• **Direction**: Tally the lines containing the word "como", and report the tally alone.

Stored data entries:
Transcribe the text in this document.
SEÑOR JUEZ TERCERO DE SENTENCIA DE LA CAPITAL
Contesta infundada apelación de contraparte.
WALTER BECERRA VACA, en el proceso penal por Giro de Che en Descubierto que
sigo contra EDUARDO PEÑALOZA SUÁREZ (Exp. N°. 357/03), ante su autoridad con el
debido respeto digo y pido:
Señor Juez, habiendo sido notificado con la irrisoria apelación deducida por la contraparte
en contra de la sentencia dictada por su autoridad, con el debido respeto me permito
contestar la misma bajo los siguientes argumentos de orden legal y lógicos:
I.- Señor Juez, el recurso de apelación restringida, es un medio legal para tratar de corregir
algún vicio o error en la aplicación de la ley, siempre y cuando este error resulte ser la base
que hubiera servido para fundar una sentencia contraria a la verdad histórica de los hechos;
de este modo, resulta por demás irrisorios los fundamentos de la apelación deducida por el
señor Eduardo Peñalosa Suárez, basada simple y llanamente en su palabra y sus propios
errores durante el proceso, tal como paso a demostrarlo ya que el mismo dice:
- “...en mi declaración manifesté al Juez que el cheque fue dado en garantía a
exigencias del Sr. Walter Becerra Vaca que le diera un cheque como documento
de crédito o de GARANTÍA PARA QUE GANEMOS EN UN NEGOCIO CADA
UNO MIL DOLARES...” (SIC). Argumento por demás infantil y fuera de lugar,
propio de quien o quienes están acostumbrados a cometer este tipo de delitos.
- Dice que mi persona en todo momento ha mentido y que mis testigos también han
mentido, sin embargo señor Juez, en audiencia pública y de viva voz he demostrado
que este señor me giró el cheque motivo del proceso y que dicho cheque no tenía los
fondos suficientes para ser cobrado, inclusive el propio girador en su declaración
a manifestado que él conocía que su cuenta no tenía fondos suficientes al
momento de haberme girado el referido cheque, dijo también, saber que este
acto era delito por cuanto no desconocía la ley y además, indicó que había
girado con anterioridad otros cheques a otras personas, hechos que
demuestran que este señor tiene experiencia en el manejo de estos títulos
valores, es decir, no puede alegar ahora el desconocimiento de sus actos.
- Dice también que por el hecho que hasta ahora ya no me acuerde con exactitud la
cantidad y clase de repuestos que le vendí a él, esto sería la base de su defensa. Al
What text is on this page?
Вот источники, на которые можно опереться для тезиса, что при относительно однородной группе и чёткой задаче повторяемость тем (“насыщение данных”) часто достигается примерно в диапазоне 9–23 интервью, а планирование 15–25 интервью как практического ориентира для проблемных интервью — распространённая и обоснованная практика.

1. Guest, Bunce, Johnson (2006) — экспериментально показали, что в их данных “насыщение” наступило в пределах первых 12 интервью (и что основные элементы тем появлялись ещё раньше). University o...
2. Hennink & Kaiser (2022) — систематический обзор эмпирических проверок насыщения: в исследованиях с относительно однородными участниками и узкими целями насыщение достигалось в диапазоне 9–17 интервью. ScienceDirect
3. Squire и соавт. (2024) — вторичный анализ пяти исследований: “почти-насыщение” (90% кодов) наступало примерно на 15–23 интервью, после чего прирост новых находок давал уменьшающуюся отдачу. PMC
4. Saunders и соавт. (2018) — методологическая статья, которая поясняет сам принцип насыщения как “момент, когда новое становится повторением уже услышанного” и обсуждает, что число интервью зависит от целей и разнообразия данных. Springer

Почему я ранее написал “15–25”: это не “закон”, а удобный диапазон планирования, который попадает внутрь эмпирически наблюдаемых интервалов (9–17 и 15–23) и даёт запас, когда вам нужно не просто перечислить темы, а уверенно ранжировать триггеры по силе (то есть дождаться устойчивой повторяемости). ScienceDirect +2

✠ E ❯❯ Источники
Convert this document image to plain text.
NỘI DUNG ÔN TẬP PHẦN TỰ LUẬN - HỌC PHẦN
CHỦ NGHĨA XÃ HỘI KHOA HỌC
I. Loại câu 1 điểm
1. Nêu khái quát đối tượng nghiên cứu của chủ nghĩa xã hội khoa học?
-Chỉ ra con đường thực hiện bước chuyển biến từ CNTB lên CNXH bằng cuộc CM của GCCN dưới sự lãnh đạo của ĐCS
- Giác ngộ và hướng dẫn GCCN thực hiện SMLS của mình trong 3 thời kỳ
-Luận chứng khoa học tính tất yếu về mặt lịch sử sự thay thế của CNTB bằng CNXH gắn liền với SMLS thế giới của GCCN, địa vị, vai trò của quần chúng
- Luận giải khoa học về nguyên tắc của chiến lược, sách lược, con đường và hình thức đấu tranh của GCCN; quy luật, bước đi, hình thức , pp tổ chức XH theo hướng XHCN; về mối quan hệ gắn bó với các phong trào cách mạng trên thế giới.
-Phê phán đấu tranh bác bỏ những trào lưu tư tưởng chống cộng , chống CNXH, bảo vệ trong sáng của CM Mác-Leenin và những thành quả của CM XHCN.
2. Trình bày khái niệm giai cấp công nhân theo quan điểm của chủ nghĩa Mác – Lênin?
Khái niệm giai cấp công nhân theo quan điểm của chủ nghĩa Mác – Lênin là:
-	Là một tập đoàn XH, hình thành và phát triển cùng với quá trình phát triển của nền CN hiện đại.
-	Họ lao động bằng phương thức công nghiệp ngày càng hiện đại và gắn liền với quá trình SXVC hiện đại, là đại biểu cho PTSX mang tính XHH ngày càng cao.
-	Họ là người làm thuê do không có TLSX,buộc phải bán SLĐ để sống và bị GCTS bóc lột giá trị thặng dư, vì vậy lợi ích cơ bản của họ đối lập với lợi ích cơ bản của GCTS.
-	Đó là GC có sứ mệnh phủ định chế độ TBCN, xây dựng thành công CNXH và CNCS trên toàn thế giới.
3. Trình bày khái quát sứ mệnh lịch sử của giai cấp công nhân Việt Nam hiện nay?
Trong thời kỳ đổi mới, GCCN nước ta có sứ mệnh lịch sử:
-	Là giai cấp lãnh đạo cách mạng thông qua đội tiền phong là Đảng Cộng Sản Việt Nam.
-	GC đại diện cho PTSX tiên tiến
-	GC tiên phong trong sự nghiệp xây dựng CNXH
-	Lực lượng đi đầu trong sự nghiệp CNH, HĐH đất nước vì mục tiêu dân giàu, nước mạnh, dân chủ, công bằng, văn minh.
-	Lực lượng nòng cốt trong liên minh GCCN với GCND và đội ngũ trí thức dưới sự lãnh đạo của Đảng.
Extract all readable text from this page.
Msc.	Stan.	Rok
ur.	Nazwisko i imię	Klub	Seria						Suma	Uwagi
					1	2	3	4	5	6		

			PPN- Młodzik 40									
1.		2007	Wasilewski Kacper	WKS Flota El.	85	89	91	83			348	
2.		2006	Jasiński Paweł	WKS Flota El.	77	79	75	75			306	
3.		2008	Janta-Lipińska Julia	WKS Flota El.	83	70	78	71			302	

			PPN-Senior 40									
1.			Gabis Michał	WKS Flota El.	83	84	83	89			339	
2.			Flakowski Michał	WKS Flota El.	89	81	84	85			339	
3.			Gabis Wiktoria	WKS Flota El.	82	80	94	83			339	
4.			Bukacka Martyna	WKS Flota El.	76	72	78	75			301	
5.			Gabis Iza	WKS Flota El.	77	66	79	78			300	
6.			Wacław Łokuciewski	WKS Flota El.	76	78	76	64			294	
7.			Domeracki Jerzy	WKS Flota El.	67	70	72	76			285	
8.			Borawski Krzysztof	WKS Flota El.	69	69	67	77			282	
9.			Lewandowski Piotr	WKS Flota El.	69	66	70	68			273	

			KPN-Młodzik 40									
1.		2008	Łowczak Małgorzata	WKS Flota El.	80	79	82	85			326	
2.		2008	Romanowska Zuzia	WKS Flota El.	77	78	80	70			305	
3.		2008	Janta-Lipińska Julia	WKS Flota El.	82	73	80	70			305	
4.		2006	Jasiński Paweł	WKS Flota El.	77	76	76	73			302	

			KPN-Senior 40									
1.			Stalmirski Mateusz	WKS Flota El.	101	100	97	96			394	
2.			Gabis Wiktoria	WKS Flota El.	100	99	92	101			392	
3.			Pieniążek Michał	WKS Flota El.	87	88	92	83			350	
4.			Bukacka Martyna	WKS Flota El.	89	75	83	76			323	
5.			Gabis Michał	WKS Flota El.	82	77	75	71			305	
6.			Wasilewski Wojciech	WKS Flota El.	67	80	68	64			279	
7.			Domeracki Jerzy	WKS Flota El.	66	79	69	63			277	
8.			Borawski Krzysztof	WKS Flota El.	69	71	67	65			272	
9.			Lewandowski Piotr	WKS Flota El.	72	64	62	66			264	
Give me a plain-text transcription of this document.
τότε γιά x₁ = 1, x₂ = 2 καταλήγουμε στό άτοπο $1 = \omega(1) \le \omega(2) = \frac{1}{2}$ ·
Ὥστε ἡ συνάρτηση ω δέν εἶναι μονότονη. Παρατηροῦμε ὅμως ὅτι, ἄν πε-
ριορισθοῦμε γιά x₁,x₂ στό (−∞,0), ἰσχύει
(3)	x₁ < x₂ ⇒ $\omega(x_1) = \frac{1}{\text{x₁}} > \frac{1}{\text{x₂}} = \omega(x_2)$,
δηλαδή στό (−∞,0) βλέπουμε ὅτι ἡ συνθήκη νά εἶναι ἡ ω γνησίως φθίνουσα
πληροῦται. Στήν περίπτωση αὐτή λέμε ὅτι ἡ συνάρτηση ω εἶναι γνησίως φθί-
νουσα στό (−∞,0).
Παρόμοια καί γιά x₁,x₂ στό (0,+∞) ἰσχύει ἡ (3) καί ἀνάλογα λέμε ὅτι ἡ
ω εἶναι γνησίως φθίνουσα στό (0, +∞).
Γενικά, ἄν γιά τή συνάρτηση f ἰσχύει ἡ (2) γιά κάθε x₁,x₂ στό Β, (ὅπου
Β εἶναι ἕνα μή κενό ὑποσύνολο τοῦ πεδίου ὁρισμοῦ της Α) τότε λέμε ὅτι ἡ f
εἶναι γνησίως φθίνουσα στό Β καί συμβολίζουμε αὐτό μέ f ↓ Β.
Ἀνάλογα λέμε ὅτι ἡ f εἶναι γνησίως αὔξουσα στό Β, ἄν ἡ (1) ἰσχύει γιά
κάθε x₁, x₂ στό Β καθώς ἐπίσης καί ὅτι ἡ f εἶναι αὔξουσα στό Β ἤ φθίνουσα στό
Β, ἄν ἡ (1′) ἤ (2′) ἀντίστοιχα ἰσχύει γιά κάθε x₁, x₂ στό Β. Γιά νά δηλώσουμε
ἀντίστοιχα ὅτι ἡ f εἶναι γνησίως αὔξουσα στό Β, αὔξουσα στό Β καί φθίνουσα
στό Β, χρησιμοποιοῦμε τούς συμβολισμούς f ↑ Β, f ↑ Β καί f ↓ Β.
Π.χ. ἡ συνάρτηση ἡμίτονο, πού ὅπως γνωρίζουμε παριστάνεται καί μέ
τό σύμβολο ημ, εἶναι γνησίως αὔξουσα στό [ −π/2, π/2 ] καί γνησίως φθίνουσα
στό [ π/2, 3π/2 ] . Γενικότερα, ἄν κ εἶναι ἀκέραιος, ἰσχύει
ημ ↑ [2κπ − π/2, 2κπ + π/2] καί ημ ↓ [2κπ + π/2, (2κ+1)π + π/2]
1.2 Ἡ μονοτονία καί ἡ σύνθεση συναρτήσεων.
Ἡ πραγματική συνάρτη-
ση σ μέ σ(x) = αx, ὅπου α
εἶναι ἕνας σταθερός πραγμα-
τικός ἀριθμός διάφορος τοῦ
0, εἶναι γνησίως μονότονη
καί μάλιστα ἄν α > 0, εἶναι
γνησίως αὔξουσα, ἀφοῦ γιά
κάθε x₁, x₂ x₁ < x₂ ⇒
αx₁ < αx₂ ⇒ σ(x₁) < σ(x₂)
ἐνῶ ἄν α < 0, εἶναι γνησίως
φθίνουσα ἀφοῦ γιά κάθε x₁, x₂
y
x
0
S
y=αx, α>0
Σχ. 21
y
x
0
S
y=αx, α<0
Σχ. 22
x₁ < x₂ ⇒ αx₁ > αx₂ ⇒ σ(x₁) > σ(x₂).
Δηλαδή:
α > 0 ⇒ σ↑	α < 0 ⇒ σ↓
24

• **Result**: 2